■ WHAT IS REQUIRED ■
Count the lines that hold the string "color". Reply with the number alone.

■ TASK INPUTS ■
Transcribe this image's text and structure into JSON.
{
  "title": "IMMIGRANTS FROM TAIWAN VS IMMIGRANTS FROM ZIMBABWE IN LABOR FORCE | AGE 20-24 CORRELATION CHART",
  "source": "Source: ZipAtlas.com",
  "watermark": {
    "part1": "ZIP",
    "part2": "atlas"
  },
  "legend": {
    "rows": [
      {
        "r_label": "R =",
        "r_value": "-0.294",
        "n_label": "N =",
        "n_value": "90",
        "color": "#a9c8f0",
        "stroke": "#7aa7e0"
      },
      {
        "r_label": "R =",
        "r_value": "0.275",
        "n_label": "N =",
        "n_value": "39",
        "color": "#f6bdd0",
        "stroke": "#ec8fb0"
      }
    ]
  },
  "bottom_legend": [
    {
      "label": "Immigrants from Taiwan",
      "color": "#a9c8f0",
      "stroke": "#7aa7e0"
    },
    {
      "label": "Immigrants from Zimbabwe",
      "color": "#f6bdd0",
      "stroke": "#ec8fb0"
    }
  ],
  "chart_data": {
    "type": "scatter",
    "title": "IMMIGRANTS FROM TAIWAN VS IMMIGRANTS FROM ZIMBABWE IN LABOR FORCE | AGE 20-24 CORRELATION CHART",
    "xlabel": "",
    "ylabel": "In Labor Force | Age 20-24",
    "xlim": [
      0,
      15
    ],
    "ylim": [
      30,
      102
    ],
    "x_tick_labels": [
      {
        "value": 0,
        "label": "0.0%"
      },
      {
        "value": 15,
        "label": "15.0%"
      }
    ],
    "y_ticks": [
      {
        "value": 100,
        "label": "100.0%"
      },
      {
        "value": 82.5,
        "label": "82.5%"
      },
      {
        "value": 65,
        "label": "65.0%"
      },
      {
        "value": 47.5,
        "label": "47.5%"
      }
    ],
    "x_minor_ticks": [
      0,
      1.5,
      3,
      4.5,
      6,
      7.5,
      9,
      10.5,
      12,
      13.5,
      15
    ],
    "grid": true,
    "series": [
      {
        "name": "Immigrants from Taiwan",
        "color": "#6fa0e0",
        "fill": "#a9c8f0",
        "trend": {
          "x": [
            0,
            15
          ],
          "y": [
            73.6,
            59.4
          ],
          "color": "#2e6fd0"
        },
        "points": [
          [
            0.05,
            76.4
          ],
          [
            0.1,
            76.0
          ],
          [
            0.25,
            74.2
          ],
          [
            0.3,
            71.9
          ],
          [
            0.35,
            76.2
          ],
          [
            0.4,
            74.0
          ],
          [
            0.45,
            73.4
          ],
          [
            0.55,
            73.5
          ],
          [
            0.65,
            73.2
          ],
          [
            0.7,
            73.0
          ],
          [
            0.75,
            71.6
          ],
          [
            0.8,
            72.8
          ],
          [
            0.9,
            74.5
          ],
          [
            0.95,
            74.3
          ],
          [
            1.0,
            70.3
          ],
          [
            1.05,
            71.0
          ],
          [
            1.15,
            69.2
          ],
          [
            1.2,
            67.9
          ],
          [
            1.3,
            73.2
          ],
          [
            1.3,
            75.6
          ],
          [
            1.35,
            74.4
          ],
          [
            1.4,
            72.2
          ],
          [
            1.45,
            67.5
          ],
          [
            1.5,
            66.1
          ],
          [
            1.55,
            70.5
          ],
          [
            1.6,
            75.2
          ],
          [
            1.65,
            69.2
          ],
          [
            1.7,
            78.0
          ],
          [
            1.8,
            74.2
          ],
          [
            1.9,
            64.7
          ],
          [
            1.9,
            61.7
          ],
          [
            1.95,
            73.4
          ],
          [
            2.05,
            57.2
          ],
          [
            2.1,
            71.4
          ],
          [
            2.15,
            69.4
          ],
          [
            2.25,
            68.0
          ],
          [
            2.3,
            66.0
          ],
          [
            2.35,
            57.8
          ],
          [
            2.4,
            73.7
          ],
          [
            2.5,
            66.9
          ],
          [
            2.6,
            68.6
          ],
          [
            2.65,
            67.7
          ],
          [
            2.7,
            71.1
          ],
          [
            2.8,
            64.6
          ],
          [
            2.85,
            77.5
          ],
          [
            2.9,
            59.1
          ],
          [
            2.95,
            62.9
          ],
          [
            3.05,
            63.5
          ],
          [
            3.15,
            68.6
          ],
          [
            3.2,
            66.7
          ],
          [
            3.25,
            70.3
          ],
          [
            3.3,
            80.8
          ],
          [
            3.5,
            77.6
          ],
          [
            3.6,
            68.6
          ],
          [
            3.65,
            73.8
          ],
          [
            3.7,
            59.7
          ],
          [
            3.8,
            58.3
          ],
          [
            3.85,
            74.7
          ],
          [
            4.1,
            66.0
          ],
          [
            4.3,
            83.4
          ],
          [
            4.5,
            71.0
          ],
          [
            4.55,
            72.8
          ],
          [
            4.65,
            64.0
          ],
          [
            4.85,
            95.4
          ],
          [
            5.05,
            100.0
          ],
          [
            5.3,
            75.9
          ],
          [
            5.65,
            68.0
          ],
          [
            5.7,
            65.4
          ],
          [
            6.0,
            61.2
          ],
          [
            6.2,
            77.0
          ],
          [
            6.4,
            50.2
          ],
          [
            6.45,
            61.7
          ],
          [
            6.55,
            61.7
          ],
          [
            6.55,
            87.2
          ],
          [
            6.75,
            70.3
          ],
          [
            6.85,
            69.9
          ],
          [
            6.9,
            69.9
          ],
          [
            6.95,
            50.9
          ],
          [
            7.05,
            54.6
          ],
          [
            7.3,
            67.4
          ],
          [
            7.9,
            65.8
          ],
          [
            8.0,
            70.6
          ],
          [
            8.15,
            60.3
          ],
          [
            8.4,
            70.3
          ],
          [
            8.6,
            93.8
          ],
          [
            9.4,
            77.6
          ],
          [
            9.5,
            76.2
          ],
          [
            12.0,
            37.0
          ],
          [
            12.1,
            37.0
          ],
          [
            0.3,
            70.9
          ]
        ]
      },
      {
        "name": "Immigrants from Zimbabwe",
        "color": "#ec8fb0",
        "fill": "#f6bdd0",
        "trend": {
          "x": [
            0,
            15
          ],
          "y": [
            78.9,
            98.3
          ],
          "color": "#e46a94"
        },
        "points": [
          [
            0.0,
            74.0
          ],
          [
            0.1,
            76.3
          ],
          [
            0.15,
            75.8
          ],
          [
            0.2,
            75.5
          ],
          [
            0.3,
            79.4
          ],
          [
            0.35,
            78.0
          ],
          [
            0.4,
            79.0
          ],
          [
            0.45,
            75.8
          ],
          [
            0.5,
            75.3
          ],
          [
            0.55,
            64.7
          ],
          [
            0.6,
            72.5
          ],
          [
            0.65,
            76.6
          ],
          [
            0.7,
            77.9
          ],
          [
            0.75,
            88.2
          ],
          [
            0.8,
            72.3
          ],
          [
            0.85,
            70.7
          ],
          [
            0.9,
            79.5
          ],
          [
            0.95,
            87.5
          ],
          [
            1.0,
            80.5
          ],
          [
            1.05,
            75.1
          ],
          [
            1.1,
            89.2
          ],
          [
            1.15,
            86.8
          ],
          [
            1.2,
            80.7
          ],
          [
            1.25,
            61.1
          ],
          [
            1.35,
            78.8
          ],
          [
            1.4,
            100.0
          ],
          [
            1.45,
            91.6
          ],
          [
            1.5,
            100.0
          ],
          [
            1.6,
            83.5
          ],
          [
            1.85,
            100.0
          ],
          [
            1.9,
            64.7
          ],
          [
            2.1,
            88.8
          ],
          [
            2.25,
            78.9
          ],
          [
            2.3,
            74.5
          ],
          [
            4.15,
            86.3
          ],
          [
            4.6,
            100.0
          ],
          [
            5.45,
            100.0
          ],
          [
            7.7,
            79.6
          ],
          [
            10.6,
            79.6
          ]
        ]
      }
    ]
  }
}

■ OUTPUT BELOW ■
8